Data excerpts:

────────────────

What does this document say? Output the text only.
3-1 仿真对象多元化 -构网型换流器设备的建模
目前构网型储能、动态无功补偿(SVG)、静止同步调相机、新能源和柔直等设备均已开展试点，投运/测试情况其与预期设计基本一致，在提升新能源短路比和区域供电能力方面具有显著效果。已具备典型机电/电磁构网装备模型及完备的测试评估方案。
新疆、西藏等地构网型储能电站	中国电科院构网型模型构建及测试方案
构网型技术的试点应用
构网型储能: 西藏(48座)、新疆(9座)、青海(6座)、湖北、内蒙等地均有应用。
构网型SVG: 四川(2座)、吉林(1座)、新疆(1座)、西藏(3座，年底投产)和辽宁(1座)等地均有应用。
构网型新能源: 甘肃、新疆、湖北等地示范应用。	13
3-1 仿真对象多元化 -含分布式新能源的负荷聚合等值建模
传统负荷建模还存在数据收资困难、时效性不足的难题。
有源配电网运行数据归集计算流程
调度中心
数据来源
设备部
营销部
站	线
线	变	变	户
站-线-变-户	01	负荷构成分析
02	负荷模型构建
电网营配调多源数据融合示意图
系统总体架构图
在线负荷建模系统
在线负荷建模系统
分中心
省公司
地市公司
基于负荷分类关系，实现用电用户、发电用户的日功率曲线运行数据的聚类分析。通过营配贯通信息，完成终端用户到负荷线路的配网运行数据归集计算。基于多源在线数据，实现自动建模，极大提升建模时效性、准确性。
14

────────────────

*The exercise:* Above are the records. Copy every line in them holding "仿真对象多元化".

*Result of the task:*
3-1 仿真对象多元化 -构网型换流器设备的建模
3-1 仿真对象多元化 -含分布式新能源的负荷聚合等值建模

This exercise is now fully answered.